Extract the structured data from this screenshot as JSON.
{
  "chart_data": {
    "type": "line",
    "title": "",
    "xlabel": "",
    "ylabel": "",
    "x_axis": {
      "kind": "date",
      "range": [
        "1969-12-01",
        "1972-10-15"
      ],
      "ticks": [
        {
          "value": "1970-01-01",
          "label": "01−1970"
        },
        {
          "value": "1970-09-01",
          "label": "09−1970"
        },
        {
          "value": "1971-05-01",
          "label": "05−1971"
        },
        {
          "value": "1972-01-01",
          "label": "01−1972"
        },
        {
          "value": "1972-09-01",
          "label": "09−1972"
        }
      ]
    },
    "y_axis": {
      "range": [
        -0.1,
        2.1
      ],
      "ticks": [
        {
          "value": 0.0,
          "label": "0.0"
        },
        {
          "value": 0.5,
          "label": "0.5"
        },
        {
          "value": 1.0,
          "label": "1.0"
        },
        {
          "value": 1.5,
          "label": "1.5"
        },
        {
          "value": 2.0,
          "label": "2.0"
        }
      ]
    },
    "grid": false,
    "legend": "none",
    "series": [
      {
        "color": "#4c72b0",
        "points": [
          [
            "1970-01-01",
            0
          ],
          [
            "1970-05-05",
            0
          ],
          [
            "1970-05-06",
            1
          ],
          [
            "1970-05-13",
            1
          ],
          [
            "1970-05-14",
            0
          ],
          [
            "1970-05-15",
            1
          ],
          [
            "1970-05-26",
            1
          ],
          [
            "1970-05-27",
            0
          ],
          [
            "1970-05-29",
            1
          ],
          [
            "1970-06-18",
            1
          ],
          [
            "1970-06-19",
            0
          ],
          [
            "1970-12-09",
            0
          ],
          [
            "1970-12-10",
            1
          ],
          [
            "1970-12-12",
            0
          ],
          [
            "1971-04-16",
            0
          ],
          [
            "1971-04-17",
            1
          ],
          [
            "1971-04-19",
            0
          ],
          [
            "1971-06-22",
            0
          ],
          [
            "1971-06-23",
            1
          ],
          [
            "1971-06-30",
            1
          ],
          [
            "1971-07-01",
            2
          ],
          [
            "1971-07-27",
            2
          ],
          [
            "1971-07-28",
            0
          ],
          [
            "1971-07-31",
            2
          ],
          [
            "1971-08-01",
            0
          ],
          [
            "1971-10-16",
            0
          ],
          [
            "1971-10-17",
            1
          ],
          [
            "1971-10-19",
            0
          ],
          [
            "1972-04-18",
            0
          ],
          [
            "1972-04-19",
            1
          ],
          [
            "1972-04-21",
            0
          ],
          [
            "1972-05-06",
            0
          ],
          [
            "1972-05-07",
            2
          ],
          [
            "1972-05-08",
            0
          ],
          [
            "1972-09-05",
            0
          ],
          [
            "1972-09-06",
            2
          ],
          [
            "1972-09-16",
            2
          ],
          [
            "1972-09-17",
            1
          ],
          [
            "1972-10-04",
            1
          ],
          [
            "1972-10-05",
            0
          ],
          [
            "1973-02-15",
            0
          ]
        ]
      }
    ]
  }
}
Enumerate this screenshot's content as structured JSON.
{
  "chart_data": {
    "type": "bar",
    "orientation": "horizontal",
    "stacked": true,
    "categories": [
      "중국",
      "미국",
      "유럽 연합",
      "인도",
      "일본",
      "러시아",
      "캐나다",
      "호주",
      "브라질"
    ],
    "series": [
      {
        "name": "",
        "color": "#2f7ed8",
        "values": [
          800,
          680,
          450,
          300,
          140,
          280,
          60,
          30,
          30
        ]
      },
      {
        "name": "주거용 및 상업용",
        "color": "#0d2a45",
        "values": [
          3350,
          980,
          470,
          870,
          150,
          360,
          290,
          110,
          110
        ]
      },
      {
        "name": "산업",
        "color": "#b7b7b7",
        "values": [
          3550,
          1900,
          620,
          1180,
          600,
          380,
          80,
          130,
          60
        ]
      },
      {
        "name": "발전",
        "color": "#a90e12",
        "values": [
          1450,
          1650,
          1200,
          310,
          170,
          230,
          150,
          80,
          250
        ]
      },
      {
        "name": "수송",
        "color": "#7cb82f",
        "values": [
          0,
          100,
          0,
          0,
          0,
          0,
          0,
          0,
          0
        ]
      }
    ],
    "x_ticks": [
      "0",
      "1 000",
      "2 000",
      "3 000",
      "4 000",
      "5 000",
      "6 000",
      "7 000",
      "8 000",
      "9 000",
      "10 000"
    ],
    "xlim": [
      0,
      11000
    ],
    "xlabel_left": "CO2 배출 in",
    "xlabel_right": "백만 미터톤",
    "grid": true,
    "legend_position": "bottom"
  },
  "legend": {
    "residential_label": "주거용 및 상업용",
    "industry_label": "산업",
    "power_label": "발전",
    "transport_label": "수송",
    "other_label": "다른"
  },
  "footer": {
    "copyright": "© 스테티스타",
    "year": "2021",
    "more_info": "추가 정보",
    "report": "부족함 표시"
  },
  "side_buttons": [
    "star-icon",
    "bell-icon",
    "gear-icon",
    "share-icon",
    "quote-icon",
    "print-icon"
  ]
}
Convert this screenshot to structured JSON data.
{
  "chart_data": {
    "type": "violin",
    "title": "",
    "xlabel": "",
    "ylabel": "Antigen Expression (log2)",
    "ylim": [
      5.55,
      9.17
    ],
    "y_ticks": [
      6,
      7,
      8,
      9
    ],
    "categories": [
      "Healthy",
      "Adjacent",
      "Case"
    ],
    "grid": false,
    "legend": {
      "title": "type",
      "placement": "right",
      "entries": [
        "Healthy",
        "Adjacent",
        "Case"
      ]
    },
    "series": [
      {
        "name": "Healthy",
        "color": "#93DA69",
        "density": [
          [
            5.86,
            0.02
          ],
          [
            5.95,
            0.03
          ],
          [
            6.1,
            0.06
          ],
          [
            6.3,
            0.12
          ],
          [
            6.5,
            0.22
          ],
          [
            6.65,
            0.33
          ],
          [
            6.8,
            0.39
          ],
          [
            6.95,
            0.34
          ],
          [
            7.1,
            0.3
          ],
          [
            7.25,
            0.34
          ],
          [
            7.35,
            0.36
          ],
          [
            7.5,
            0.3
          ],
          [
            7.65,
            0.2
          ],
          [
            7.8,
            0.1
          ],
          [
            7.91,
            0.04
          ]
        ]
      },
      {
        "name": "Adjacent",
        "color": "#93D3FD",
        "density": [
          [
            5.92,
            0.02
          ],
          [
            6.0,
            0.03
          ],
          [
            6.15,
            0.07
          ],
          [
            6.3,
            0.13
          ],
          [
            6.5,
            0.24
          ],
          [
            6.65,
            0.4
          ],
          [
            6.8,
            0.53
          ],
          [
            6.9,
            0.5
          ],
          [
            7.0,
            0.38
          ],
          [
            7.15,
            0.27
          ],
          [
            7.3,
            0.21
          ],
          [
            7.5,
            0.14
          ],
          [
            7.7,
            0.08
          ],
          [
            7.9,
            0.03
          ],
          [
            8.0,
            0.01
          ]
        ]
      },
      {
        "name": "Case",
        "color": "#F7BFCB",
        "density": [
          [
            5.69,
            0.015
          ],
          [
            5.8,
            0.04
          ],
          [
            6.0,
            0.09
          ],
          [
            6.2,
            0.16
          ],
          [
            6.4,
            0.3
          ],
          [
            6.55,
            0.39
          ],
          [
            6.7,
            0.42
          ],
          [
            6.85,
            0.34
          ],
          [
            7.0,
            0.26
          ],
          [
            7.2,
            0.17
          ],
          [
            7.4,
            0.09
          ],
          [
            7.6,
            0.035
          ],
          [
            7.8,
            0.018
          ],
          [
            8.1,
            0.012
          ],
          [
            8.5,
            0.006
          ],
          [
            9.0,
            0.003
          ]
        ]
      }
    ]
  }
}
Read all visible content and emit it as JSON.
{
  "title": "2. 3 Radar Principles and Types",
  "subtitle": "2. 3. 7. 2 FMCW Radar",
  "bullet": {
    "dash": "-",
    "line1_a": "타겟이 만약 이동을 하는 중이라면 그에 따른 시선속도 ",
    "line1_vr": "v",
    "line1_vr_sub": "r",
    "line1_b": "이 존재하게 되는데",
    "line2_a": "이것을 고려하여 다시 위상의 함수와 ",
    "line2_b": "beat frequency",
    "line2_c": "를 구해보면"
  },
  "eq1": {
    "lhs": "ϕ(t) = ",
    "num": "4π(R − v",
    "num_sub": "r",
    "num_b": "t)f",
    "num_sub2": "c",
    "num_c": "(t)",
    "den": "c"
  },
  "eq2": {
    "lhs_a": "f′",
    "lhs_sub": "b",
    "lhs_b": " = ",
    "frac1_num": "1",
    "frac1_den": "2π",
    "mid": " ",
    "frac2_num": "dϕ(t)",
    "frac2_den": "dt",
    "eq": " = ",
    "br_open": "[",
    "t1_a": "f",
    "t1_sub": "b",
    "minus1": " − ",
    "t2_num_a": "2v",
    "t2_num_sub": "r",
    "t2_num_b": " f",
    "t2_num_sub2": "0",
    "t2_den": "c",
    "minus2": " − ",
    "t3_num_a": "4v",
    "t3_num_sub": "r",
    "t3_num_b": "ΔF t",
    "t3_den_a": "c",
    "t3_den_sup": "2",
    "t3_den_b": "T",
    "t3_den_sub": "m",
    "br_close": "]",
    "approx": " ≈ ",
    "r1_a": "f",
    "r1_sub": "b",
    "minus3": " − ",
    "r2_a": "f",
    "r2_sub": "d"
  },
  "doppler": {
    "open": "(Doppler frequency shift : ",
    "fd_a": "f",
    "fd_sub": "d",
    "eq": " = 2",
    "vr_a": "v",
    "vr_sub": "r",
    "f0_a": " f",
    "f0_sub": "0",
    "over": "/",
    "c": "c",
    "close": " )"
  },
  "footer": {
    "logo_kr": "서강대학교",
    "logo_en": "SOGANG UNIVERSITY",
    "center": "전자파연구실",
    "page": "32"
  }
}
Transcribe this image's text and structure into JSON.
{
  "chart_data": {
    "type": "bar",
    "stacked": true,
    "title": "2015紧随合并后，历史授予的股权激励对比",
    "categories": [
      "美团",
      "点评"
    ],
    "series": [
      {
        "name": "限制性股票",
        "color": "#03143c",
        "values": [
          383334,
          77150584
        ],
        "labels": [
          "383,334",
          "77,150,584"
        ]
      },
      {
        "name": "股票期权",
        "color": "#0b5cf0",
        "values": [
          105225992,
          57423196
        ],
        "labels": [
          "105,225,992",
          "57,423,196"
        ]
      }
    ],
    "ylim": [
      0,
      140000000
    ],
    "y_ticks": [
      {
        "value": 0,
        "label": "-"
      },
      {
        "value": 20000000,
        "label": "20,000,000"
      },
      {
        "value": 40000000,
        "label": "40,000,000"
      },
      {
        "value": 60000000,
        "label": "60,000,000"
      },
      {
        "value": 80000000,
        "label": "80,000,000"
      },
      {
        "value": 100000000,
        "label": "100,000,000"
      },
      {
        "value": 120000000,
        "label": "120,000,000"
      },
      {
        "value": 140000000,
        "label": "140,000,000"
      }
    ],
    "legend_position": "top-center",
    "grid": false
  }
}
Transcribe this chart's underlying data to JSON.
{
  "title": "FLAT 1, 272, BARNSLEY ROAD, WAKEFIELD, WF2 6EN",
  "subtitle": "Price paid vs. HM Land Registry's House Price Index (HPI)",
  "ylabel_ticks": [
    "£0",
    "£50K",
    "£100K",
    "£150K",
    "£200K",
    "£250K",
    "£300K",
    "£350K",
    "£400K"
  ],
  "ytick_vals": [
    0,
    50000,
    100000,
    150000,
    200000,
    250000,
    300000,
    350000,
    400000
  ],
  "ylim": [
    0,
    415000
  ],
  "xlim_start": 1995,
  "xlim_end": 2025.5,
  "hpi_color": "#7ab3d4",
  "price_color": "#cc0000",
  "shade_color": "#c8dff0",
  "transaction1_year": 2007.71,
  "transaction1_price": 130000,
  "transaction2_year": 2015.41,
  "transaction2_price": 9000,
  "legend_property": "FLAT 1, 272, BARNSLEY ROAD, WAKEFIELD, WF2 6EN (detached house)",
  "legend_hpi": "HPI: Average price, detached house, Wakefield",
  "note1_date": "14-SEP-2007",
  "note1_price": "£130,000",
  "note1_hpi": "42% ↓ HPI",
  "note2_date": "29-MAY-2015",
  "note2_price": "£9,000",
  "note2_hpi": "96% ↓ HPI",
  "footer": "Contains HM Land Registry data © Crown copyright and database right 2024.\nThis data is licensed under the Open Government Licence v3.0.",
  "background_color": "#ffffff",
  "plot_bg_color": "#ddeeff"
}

§ What to produce: Check each line of the records above for the word "screenshot", then give the number of lines that have it, with no other words.

§ Expected answer: 3